[EXTRACTED DATA Boundary: Start]
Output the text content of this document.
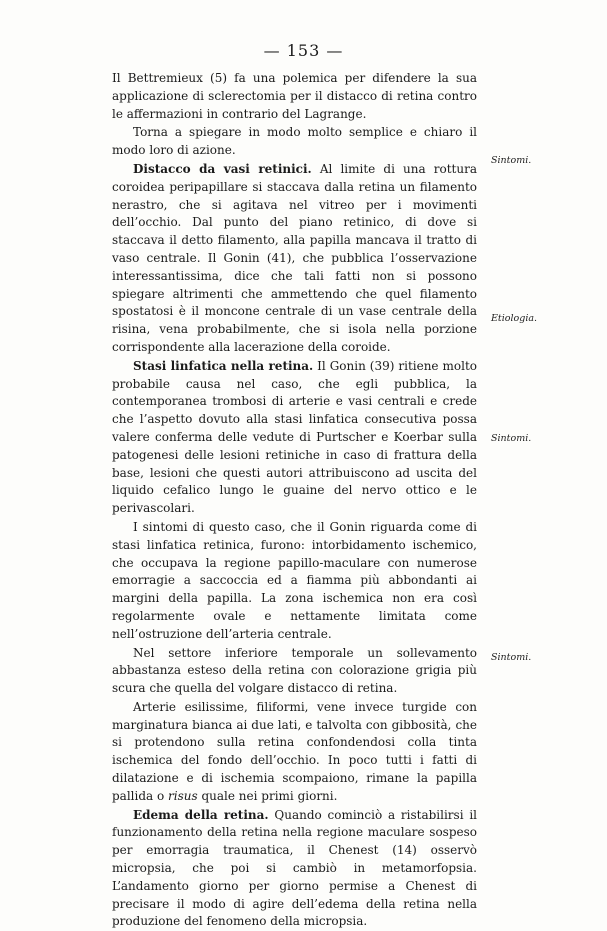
— 153 —

Il Bettremieux (5) fa una polemica per difendere la sua applicazione di sclerectomia per il distacco di retina contro le affermazioni in contrario del Lagrange.

Torna a spiegare in modo molto semplice e chiaro il modo loro di azione.

Distacco da vasi retinici. Al limite di una rottura coroidea peripapillare si staccava dalla retina un filamento nerastro, che si agitava nel vitreo per i movimenti dell’occhio. Dal punto del piano retinico, di dove si staccava il detto filamento, alla papilla mancava il tratto di vaso centrale. Il Gonin (41), che pubblica l’osservazione interessantissima, dice che tali fatti non si possono spiegare altrimenti che ammettendo che quel filamento spostatosi è il moncone centrale di un vase centrale della risina, vena probabilmente, che si isola nella porzione corrispondente alla lacerazione della coroide.

Stasi linfatica nella retina. Il Gonin (39) ritiene molto probabile causa nel caso, che egli pubblica, la contemporanea trombosi di arterie e vasi centrali e crede che l’aspetto dovuto alla stasi linfatica consecutiva possa valere conferma delle vedute di Purtscher e Koerbar sulla patogenesi delle lesioni retiniche in caso di frattura della base, lesioni che questi autori attribuiscono ad uscita del liquido cefalico lungo le guaine del nervo ottico e le perivascolari.

I sintomi di questo caso, che il Gonin riguarda come di stasi linfatica retinica, furono: intorbidamento ischemico, che occupava la regione papillo-maculare con numerose emorragie a saccoccia ed a fiamma più abbondanti ai margini della papilla. La zona ischemica non era così regolarmente ovale e nettamente limitata come nell’ostruzione dell’arteria centrale.

Nel settore inferiore temporale un sollevamento abbastanza esteso della retina con colorazione grigia più scura che quella del volgare distacco di retina.

Arterie esilissime, filiformi, vene invece turgide con marginatura bianca ai due lati, e talvolta con gibbosità, che si protendono sulla retina confondendosi colla tinta ischemica del fondo dell’occhio. In poco tutti i fatti di dilatazione e di ischemia scompaiono, rimane la papilla pallida o risus quale nei primi giorni.

Edema della retina. Quando cominciò a ristabilirsi il funzionamento della retina nella regione maculare sospeso per emorragia traumatica, il Chenest (14) osservò micropsia, che poi si cambiò in metamorfopsia. L’andamento giorno per giorno permise a Chenest di precisare il modo di agire dell’edema della retina nella produzione del fenomeno della micropsia.

Sintomi.
Etiologia.
Sintomi.
Sintomi.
[EXTRACTED DATA Boundary: End]
> _EXERCISE OBJECTIVE_
Would you please print the entries once more, word for word, minus the pictures?

> _SOLVED EXERCISE_
Output the text content of this document.
— 153 —

Il Bettremieux (5) fa una polemica per difendere la sua applicazione di sclerectomia per il distacco di retina contro le affermazioni in contrario del Lagrange.

Torna a spiegare in modo molto semplice e chiaro il modo loro di azione.

Distacco da vasi retinici. Al limite di una rottura coroidea peripapillare si staccava dalla retina un filamento nerastro, che si agitava nel vitreo per i movimenti dell’occhio. Dal punto del piano retinico, di dove si staccava il detto filamento, alla papilla mancava il tratto di vaso centrale. Il Gonin (41), che pubblica l’osservazione interessantissima, dice che tali fatti non si possono spiegare altrimenti che ammettendo che quel filamento spostatosi è il moncone centrale di un vase centrale della risina, vena probabilmente, che si isola nella porzione corrispondente alla lacerazione della coroide.

Stasi linfatica nella retina. Il Gonin (39) ritiene molto probabile causa nel caso, che egli pubblica, la contemporanea trombosi di arterie e vasi centrali e crede che l’aspetto dovuto alla stasi linfatica consecutiva possa valere conferma delle vedute di Purtscher e Koerbar sulla patogenesi delle lesioni retiniche in caso di frattura della base, lesioni che questi autori attribuiscono ad uscita del liquido cefalico lungo le guaine del nervo ottico e le perivascolari.

I sintomi di questo caso, che il Gonin riguarda come di stasi linfatica retinica, furono: intorbidamento ischemico, che occupava la regione papillo-maculare con numerose emorragie a saccoccia ed a fiamma più abbondanti ai margini della papilla. La zona ischemica non era così regolarmente ovale e nettamente limitata come nell’ostruzione dell’arteria centrale.

Nel settore inferiore temporale un sollevamento abbastanza esteso della retina con colorazione grigia più scura che quella del volgare distacco di retina.

Arterie esilissime, filiformi, vene invece turgide con marginatura bianca ai due lati, e talvolta con gibbosità, che si protendono sulla retina confondendosi colla tinta ischemica del fondo dell’occhio. In poco tutti i fatti di dilatazione e di ischemia scompaiono, rimane la papilla pallida o risus quale nei primi giorni.

Edema della retina. Quando cominciò a ristabilirsi il funzionamento della retina nella regione maculare sospeso per emorragia traumatica, il Chenest (14) osservò micropsia, che poi si cambiò in metamorfopsia. L’andamento giorno per giorno permise a Chenest di precisare il modo di agire dell’edema della retina nella produzione del fenomeno della micropsia.

Sintomi.
Etiologia.
Sintomi.
Sintomi.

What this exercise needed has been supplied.